What you should do: Give only the number of lines that include the string "Read".

--- start Data for this exercise ---

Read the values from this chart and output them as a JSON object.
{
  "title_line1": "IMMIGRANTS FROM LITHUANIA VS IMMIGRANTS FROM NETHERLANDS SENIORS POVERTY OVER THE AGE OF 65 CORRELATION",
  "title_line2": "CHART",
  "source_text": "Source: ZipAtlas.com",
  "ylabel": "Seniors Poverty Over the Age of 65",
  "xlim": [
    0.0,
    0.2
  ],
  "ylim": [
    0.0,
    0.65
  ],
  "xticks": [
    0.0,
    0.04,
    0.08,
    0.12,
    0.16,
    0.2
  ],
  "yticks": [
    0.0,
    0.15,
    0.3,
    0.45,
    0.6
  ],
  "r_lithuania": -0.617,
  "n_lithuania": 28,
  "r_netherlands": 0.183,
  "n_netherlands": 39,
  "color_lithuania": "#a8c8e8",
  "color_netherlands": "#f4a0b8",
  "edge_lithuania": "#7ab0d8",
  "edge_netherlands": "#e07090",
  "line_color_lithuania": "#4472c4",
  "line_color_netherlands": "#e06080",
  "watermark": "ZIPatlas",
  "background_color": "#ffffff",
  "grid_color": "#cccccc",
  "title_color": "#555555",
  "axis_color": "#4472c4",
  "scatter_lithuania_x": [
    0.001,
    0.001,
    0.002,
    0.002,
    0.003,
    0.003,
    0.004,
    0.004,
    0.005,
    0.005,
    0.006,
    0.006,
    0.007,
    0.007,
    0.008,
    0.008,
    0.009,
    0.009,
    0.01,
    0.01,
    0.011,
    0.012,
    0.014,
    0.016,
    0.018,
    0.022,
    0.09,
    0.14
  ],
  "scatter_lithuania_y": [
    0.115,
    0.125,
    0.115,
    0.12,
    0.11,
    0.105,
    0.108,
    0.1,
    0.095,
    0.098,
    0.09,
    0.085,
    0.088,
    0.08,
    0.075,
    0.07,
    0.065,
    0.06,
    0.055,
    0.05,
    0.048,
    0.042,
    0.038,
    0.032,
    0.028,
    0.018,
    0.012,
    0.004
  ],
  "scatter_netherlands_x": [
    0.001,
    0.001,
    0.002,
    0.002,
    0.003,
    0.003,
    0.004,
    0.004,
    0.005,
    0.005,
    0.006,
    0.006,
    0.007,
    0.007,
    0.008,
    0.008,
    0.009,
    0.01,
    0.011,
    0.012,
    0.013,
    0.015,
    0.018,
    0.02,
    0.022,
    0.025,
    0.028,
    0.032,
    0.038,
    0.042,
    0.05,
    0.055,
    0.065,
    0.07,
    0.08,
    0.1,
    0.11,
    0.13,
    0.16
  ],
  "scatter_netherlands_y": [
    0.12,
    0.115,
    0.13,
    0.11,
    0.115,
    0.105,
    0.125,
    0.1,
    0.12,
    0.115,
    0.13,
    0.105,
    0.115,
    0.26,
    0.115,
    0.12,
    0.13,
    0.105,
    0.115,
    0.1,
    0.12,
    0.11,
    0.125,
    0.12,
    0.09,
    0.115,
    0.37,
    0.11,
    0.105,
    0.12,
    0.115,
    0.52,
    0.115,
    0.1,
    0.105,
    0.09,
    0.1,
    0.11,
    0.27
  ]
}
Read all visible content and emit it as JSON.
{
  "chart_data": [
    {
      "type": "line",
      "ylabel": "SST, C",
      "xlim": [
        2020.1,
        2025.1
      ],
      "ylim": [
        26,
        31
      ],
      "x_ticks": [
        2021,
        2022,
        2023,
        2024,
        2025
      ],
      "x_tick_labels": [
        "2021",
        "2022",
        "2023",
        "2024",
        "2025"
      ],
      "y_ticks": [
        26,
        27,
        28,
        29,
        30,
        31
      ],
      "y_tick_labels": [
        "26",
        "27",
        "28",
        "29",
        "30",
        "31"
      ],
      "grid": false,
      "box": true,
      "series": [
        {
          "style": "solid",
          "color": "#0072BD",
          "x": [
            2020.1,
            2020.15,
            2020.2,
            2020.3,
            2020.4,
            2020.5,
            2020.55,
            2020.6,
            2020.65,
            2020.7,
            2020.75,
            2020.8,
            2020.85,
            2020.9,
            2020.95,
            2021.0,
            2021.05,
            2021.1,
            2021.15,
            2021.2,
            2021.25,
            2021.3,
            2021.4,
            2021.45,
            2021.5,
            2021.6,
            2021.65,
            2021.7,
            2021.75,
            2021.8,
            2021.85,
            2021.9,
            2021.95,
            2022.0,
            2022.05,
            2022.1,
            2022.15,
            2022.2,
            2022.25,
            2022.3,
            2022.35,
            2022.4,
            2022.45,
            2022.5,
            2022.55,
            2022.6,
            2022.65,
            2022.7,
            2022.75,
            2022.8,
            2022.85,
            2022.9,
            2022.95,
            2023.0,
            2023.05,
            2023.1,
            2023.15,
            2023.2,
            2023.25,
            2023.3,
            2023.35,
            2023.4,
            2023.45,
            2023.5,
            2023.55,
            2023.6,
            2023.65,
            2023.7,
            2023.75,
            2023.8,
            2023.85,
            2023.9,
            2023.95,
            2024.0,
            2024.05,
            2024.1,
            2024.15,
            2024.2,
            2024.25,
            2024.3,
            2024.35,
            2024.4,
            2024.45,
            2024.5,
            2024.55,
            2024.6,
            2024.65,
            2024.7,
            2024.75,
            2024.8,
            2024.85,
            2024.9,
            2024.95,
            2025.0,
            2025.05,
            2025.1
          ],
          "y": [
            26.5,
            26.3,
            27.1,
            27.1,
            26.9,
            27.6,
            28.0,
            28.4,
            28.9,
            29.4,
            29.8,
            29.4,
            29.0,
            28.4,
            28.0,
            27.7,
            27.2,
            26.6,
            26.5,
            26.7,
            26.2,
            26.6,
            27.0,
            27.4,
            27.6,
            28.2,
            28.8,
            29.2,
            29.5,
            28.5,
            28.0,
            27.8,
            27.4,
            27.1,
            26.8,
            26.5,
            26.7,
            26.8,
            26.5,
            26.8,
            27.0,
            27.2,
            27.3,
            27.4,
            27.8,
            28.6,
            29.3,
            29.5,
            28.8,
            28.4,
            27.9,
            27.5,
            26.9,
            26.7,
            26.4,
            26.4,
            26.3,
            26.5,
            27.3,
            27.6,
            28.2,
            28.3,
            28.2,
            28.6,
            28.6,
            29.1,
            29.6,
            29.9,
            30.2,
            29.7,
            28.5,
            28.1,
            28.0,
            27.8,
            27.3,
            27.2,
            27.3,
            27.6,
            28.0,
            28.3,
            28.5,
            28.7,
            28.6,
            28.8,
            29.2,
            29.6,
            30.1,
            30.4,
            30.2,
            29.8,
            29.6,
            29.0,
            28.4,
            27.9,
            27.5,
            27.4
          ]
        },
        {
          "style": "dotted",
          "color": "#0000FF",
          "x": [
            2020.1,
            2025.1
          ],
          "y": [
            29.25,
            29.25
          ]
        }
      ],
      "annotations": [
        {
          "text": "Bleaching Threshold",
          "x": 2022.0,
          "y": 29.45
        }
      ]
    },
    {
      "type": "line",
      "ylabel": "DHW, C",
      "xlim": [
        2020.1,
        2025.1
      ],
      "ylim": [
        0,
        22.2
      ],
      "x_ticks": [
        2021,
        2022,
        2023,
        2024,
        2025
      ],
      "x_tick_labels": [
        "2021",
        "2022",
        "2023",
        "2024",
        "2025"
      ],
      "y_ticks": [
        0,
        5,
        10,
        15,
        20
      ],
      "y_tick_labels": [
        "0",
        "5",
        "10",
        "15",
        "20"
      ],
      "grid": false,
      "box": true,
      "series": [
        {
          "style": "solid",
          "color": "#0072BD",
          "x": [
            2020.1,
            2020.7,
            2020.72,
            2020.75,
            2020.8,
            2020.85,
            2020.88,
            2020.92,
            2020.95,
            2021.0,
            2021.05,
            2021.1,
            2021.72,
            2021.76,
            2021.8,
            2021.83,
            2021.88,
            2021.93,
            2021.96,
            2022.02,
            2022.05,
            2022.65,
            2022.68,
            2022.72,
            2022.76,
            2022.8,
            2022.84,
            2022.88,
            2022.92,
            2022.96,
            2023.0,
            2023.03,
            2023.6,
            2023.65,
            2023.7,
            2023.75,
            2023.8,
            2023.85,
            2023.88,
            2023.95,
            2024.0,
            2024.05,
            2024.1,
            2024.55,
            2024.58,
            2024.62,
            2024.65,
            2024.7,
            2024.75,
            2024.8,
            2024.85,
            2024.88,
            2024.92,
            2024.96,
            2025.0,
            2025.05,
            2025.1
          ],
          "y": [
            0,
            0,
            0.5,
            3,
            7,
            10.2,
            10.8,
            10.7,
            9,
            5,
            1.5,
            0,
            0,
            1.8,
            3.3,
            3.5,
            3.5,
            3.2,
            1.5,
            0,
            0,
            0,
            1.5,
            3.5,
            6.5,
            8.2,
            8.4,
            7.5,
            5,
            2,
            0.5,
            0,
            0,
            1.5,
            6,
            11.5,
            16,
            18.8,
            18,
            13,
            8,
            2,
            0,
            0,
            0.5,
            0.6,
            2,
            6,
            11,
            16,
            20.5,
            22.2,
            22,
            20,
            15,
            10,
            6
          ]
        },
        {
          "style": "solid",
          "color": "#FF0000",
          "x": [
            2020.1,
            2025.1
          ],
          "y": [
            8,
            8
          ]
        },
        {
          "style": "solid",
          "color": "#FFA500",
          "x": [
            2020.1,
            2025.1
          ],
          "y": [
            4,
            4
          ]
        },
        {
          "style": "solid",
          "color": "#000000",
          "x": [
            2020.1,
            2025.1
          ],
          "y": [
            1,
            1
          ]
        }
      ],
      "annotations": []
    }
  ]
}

--- end Data for this exercise ---

Full output: 2